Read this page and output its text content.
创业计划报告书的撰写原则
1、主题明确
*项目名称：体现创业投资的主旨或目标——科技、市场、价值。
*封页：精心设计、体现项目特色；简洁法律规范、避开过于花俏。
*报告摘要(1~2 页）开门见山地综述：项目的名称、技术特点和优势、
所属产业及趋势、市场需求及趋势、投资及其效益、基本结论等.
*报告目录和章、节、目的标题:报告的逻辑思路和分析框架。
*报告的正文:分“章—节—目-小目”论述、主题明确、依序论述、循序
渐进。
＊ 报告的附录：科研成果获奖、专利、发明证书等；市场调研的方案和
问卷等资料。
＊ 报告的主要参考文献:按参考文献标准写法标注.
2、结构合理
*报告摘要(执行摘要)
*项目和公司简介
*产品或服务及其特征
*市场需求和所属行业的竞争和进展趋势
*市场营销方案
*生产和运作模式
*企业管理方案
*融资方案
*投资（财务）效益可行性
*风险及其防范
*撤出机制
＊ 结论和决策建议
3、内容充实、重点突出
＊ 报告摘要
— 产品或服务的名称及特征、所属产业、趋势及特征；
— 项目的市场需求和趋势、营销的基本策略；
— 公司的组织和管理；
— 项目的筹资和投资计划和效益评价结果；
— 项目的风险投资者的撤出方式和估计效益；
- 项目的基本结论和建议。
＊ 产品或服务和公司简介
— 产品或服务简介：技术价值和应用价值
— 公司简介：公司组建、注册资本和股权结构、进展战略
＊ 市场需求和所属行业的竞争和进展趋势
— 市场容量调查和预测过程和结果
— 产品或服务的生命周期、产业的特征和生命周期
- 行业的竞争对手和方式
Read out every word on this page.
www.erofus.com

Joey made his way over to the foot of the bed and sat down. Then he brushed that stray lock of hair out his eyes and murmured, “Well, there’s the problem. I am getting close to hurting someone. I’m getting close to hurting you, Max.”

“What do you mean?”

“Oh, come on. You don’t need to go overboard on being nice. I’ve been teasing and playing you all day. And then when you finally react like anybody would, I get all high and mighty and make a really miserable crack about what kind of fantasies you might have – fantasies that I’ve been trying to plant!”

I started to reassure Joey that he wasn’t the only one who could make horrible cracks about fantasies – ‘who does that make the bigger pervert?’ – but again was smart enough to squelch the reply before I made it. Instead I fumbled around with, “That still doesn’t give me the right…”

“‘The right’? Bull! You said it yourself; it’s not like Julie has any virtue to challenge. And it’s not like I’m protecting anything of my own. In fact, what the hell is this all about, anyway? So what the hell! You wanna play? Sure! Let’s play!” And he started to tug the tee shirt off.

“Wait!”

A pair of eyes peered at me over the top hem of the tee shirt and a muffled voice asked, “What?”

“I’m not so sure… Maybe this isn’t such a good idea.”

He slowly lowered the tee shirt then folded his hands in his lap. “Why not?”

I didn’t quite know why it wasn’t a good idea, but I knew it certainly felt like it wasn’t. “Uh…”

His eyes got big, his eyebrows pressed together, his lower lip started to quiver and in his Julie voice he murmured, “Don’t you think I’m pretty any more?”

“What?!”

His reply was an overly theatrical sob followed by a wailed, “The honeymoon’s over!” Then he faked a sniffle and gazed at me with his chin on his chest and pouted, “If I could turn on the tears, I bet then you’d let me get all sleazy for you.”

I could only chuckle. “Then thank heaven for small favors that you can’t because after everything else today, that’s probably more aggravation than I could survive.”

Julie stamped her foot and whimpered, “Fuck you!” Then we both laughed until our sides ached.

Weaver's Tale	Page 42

GIVEN EXERCISE ▸ Scan the listing above for the word "idea" and copy every line that holds it.

RESULT FOR THIS EXERCISE ▸
“I’m not so sure… Maybe this isn’t such a good idea.”
I didn’t quite know why it wasn’t a good idea, but I knew it certainly felt like it wasn’t. “Uh…”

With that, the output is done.